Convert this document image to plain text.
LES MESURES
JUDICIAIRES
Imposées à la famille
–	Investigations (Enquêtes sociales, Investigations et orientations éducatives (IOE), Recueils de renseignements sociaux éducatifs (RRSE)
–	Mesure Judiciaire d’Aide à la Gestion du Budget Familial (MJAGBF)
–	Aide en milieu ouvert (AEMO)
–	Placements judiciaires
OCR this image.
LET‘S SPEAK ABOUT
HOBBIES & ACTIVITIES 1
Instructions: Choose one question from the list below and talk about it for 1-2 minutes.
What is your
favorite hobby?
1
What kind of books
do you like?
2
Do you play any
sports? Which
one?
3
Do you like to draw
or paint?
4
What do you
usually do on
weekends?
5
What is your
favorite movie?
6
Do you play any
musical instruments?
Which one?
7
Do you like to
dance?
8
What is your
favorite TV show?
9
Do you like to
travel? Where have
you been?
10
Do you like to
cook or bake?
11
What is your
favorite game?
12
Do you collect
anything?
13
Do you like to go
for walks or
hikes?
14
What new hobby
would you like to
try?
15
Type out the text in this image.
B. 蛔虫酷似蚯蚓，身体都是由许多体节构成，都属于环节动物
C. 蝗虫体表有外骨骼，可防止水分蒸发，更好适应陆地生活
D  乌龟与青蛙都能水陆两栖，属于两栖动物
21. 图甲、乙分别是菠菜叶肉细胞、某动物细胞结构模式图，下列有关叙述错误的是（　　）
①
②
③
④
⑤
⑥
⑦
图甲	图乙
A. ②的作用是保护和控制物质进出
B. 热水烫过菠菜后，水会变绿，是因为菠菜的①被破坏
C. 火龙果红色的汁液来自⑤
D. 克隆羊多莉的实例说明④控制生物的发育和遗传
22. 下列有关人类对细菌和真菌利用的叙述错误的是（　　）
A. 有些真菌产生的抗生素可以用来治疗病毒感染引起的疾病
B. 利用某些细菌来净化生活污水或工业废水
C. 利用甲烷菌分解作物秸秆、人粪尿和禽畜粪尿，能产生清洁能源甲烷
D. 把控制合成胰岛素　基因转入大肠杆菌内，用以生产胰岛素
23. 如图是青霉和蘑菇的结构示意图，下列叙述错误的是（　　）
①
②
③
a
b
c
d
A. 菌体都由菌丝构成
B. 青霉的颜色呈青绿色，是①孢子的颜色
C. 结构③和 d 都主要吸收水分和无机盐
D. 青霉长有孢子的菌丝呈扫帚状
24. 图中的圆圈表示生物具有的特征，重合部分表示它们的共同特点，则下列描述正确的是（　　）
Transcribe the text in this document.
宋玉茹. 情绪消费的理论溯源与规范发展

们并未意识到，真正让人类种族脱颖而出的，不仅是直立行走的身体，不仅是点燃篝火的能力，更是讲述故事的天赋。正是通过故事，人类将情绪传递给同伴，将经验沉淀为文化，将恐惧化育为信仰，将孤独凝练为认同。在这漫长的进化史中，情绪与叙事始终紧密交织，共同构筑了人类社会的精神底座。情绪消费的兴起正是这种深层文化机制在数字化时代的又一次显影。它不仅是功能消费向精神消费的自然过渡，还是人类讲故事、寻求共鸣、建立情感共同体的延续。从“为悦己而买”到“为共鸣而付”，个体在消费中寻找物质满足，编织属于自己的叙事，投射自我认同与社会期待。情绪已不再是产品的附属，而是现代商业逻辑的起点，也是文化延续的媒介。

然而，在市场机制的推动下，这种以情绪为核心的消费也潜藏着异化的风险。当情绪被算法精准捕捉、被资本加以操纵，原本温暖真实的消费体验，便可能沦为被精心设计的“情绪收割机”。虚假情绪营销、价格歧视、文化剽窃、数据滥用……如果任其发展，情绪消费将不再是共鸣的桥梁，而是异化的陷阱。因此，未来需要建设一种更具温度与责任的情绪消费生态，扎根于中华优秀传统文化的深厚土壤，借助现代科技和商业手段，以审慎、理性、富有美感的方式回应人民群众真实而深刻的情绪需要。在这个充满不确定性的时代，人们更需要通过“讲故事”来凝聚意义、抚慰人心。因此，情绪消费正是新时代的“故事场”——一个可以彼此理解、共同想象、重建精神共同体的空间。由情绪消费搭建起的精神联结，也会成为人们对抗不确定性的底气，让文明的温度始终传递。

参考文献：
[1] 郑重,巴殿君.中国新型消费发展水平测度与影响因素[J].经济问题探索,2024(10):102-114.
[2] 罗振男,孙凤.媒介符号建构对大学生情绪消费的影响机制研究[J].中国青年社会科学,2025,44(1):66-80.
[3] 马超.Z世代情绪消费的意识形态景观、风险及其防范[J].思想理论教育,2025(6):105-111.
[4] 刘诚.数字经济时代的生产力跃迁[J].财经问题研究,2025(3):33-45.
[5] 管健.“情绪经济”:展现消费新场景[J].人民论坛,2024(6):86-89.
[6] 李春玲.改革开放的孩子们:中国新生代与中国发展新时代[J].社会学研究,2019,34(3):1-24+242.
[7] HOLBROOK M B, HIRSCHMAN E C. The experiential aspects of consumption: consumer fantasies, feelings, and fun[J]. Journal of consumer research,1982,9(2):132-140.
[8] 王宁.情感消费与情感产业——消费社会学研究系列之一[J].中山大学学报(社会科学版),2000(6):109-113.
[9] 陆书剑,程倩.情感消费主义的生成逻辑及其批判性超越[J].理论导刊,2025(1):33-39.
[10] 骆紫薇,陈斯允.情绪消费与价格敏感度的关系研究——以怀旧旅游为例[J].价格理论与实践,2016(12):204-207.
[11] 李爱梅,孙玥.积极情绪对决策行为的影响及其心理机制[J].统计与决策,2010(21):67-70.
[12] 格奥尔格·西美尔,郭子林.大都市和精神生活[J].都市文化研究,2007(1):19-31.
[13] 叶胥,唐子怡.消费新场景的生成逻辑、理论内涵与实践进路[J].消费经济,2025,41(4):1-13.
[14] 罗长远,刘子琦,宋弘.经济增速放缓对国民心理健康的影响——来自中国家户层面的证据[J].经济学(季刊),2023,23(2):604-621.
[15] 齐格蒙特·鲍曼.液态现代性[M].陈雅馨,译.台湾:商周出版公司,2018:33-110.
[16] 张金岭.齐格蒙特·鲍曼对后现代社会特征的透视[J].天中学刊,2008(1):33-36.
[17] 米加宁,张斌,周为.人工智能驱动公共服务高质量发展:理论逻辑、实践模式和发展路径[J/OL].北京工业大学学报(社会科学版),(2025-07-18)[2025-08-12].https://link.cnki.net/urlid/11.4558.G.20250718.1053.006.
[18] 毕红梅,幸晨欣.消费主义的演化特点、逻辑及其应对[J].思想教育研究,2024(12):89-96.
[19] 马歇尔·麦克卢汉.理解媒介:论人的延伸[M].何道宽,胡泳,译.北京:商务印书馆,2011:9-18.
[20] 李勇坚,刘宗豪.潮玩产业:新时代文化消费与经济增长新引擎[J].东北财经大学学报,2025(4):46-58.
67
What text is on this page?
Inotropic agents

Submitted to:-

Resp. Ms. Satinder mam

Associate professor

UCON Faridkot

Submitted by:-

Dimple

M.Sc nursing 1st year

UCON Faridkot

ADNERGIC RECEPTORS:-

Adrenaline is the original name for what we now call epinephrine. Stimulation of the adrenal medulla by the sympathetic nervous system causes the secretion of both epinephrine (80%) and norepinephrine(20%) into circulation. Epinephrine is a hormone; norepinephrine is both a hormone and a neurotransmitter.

○ ○ ○ ○

WORK TO BE COMPLETED: Please output every record, keeping each line exact.

PROBLEM SOLUTION:
Convert this document image to plain text.
LES MESURES
JUDICIAIRES
Imposées à la famille
–	Investigations (Enquêtes sociales, Investigations et orientations éducatives (IOE), Recueils de renseignements sociaux éducatifs (RRSE)
–	Mesure Judiciaire d’Aide à la Gestion du Budget Familial (MJAGBF)
–	Aide en milieu ouvert (AEMO)
–	Placements judiciaires
OCR this image.
LET‘S SPEAK ABOUT
HOBBIES & ACTIVITIES 1
Instructions: Choose one question from the list below and talk about it for 1-2 minutes.
What is your
favorite hobby?
1
What kind of books
do you like?
2
Do you play any
sports? Which
one?
3
Do you like to draw
or paint?
4
What do you
usually do on
weekends?
5
What is your
favorite movie?
6
Do you play any
musical instruments?
Which one?
7
Do you like to
dance?
8
What is your
favorite TV show?
9
Do you like to
travel? Where have
you been?
10
Do you like to
cook or bake?
11
What is your
favorite game?
12
Do you collect
anything?
13
Do you like to go
for walks or
hikes?
14
What new hobby
would you like to
try?
15
Type out the text in this image.
B. 蛔虫酷似蚯蚓，身体都是由许多体节构成，都属于环节动物
C. 蝗虫体表有外骨骼，可防止水分蒸发，更好适应陆地生活
D  乌龟与青蛙都能水陆两栖，属于两栖动物
21. 图甲、乙分别是菠菜叶肉细胞、某动物细胞结构模式图，下列有关叙述错误的是（　　）
①
②
③
④
⑤
⑥
⑦
图甲	图乙
A. ②的作用是保护和控制物质进出
B. 热水烫过菠菜后，水会变绿，是因为菠菜的①被破坏
C. 火龙果红色的汁液来自⑤
D. 克隆羊多莉的实例说明④控制生物的发育和遗传
22. 下列有关人类对细菌和真菌利用的叙述错误的是（　　）
A. 有些真菌产生的抗生素可以用来治疗病毒感染引起的疾病
B. 利用某些细菌来净化生活污水或工业废水
C. 利用甲烷菌分解作物秸秆、人粪尿和禽畜粪尿，能产生清洁能源甲烷
D. 把控制合成胰岛素　基因转入大肠杆菌内，用以生产胰岛素
23. 如图是青霉和蘑菇的结构示意图，下列叙述错误的是（　　）
①
②
③
a
b
c
d
A. 菌体都由菌丝构成
B. 青霉的颜色呈青绿色，是①孢子的颜色
C. 结构③和 d 都主要吸收水分和无机盐
D. 青霉长有孢子的菌丝呈扫帚状
24. 图中的圆圈表示生物具有的特征，重合部分表示它们的共同特点，则下列描述正确的是（　　）
Transcribe the text in this document.
宋玉茹. 情绪消费的理论溯源与规范发展

们并未意识到，真正让人类种族脱颖而出的，不仅是直立行走的身体，不仅是点燃篝火的能力，更是讲述故事的天赋。正是通过故事，人类将情绪传递给同伴，将经验沉淀为文化，将恐惧化育为信仰，将孤独凝练为认同。在这漫长的进化史中，情绪与叙事始终紧密交织，共同构筑了人类社会的精神底座。情绪消费的兴起正是这种深层文化机制在数字化时代的又一次显影。它不仅是功能消费向精神消费的自然过渡，还是人类讲故事、寻求共鸣、建立情感共同体的延续。从“为悦己而买”到“为共鸣而付”，个体在消费中寻找物质满足，编织属于自己的叙事，投射自我认同与社会期待。情绪已不再是产品的附属，而是现代商业逻辑的起点，也是文化延续的媒介。

然而，在市场机制的推动下，这种以情绪为核心的消费也潜藏着异化的风险。当情绪被算法精准捕捉、被资本加以操纵，原本温暖真实的消费体验，便可能沦为被精心设计的“情绪收割机”。虚假情绪营销、价格歧视、文化剽窃、数据滥用……如果任其发展，情绪消费将不再是共鸣的桥梁，而是异化的陷阱。因此，未来需要建设一种更具温度与责任的情绪消费生态，扎根于中华优秀传统文化的深厚土壤，借助现代科技和商业手段，以审慎、理性、富有美感的方式回应人民群众真实而深刻的情绪需要。在这个充满不确定性的时代，人们更需要通过“讲故事”来凝聚意义、抚慰人心。因此，情绪消费正是新时代的“故事场”——一个可以彼此理解、共同想象、重建精神共同体的空间。由情绪消费搭建起的精神联结，也会成为人们对抗不确定性的底气，让文明的温度始终传递。

参考文献：
[1] 郑重,巴殿君.中国新型消费发展水平测度与影响因素[J].经济问题探索,2024(10):102-114.
[2] 罗振男,孙凤.媒介符号建构对大学生情绪消费的影响机制研究[J].中国青年社会科学,2025,44(1):66-80.
[3] 马超.Z世代情绪消费的意识形态景观、风险及其防范[J].思想理论教育,2025(6):105-111.
[4] 刘诚.数字经济时代的生产力跃迁[J].财经问题研究,2025(3):33-45.
[5] 管健.“情绪经济”:展现消费新场景[J].人民论坛,2024(6):86-89.
[6] 李春玲.改革开放的孩子们:中国新生代与中国发展新时代[J].社会学研究,2019,34(3):1-24+242.
[7] HOLBROOK M B, HIRSCHMAN E C. The experiential aspects of consumption: consumer fantasies, feelings, and fun[J]. Journal of consumer research,1982,9(2):132-140.
[8] 王宁.情感消费与情感产业——消费社会学研究系列之一[J].中山大学学报(社会科学版),2000(6):109-113.
[9] 陆书剑,程倩.情感消费主义的生成逻辑及其批判性超越[J].理论导刊,2025(1):33-39.
[10] 骆紫薇,陈斯允.情绪消费与价格敏感度的关系研究——以怀旧旅游为例[J].价格理论与实践,2016(12):204-207.
[11] 李爱梅,孙玥.积极情绪对决策行为的影响及其心理机制[J].统计与决策,2010(21):67-70.
[12] 格奥尔格·西美尔,郭子林.大都市和精神生活[J].都市文化研究,2007(1):19-31.
[13] 叶胥,唐子怡.消费新场景的生成逻辑、理论内涵与实践进路[J].消费经济,2025,41(4):1-13.
[14] 罗长远,刘子琦,宋弘.经济增速放缓对国民心理健康的影响——来自中国家户层面的证据[J].经济学(季刊),2023,23(2):604-621.
[15] 齐格蒙特·鲍曼.液态现代性[M].陈雅馨,译.台湾:商周出版公司,2018:33-110.
[16] 张金岭.齐格蒙特·鲍曼对后现代社会特征的透视[J].天中学刊,2008(1):33-36.
[17] 米加宁,张斌,周为.人工智能驱动公共服务高质量发展:理论逻辑、实践模式和发展路径[J/OL].北京工业大学学报(社会科学版),(2025-07-18)[2025-08-12].https://link.cnki.net/urlid/11.4558.G.20250718.1053.006.
[18] 毕红梅,幸晨欣.消费主义的演化特点、逻辑及其应对[J].思想教育研究,2024(12):89-96.
[19] 马歇尔·麦克卢汉.理解媒介:论人的延伸[M].何道宽,胡泳,译.北京:商务印书馆,2011:9-18.
[20] 李勇坚,刘宗豪.潮玩产业:新时代文化消费与经济增长新引擎[J].东北财经大学学报,2025(4):46-58.
67
What text is on this page?
Inotropic agents

Submitted to:-

Resp. Ms. Satinder mam

Associate professor

UCON Faridkot

Submitted by:-

Dimple

M.Sc nursing 1st year

UCON Faridkot

ADNERGIC RECEPTORS:-

Adrenaline is the original name for what we now call epinephrine. Stimulation of the adrenal medulla by the sympathetic nervous system causes the secretion of both epinephrine (80%) and norepinephrine(20%) into circulation. Epinephrine is a hormone; norepinephrine is both a hormone and a neurotransmitter.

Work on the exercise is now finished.